'''

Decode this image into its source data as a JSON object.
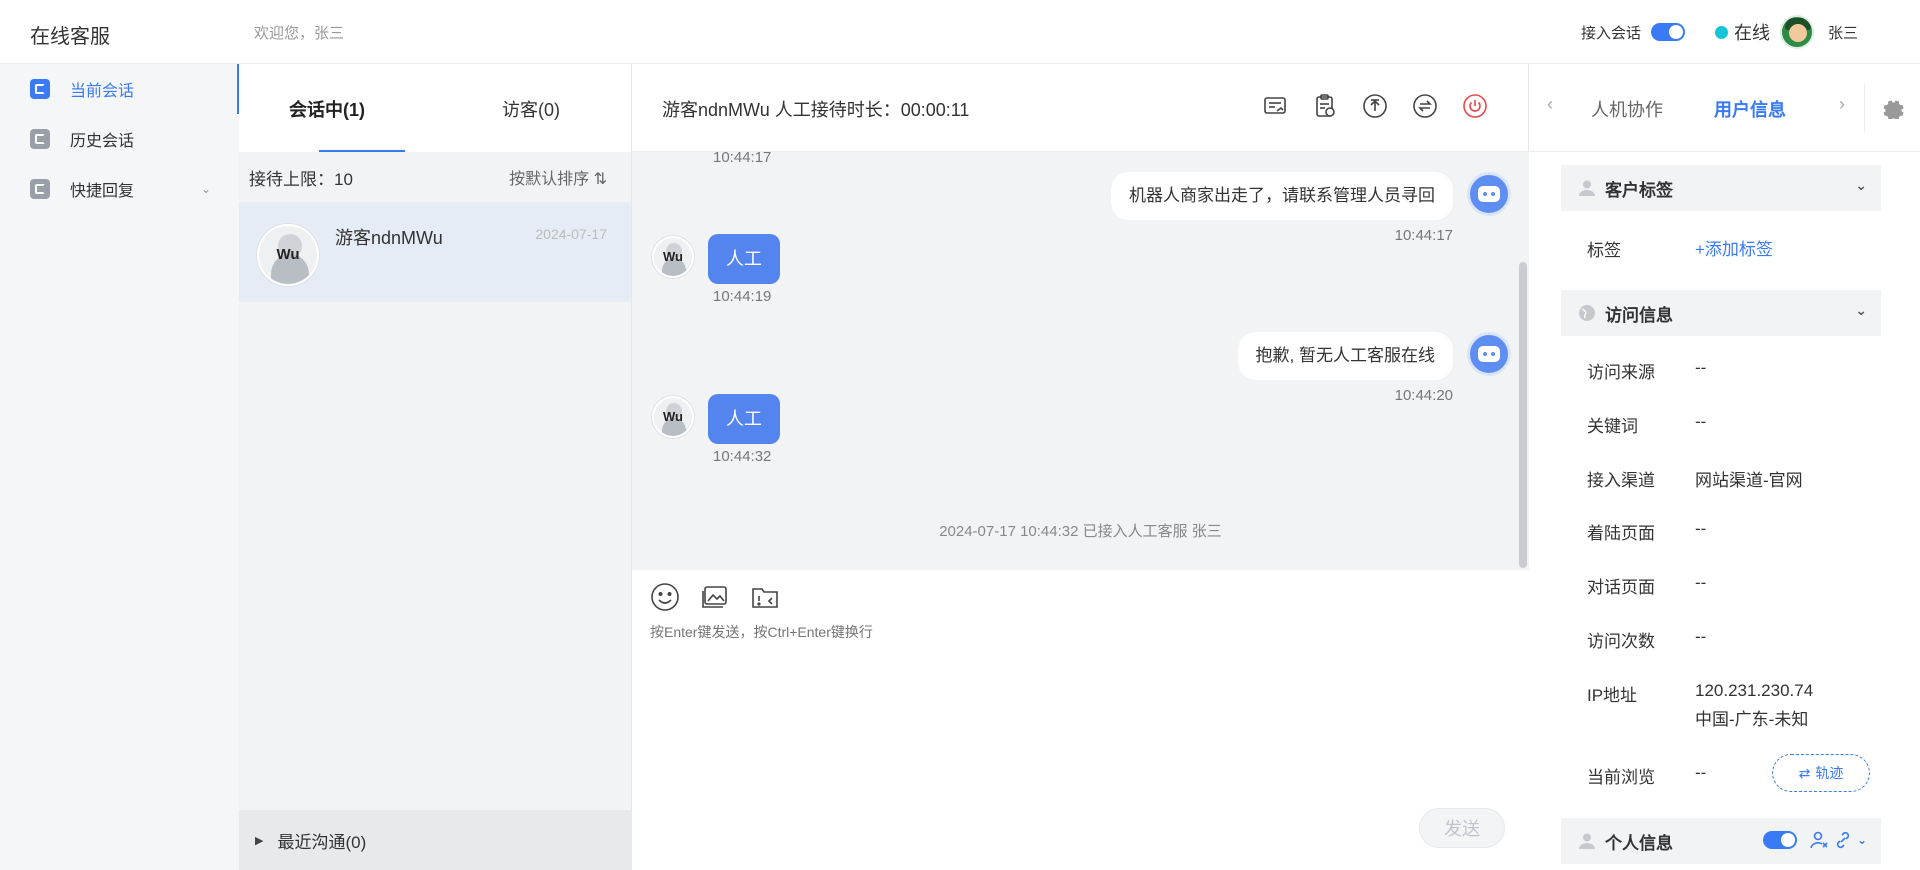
{
  "header": {
    "brand": "在线客服",
    "welcome": "欢迎您，张三",
    "accept_label": "接入会话",
    "status": "在线",
    "agent_name": "张三"
  },
  "sidebar": {
    "items": [
      {
        "label": "当前会话",
        "icon": "chat-icon",
        "active": true
      },
      {
        "label": "历史会话",
        "icon": "history-icon",
        "active": false
      },
      {
        "label": "快捷回复",
        "icon": "quick-reply-icon",
        "active": false
      }
    ]
  },
  "conversations": {
    "tabs": [
      "会话中(1)",
      "访客(0)"
    ],
    "limit_label": "接待上限：10",
    "sort_label": "按默认排序",
    "items": [
      {
        "name": "游客ndnMWu",
        "date": "2024-07-17",
        "avatar_text": "Wu"
      }
    ],
    "recent_label": "最近沟通(0)"
  },
  "chat": {
    "title": "游客ndnMWu 人工接待时长：00:00:11",
    "messages": [
      {
        "time": "10:44:17"
      },
      {
        "side": "right",
        "text": "机器人商家出走了，请联系管理人员寻回",
        "time": "10:44:17"
      },
      {
        "side": "left",
        "text": "人工",
        "time": "10:44:19",
        "avatar_text": "Wu"
      },
      {
        "side": "right",
        "text": "抱歉, 暂无人工客服在线",
        "time": "10:44:20"
      },
      {
        "side": "left",
        "text": "人工",
        "time": "10:44:32",
        "avatar_text": "Wu"
      }
    ],
    "system_note": "2024-07-17 10:44:32 已接入人工客服 张三",
    "input_placeholder": "按Enter键发送，按Ctrl+Enter键换行",
    "send_label": "发送",
    "accent_color": "#5485ef"
  },
  "info": {
    "tabs": [
      "人机协作",
      "用户信息"
    ],
    "sections": {
      "customer_tags": "客户标签",
      "visit_info": "访问信息",
      "personal_info": "个人信息"
    },
    "tag_label": "标签",
    "add_tag": "+添加标签",
    "fields": [
      {
        "label": "访问来源",
        "value": "--"
      },
      {
        "label": "关键词",
        "value": "--"
      },
      {
        "label": "接入渠道",
        "value": "网站渠道-官网"
      },
      {
        "label": "着陆页面",
        "value": "--"
      },
      {
        "label": "对话页面",
        "value": "--"
      },
      {
        "label": "访问次数",
        "value": "--"
      },
      {
        "label": "IP地址",
        "value": "120.231.230.74",
        "value2": "中国-广东-未知"
      },
      {
        "label": "当前浏览",
        "value": "--"
      }
    ],
    "track_label": "轨迹"
  }
}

'''

Copy out each line of the data containing the string "time".

* _FULL SOLUTION_
        "time": "10:44:17"
        "time": "10:44:17"
        "time": "10:44:19",
        "time": "10:44:20"
        "time": "10:44:32",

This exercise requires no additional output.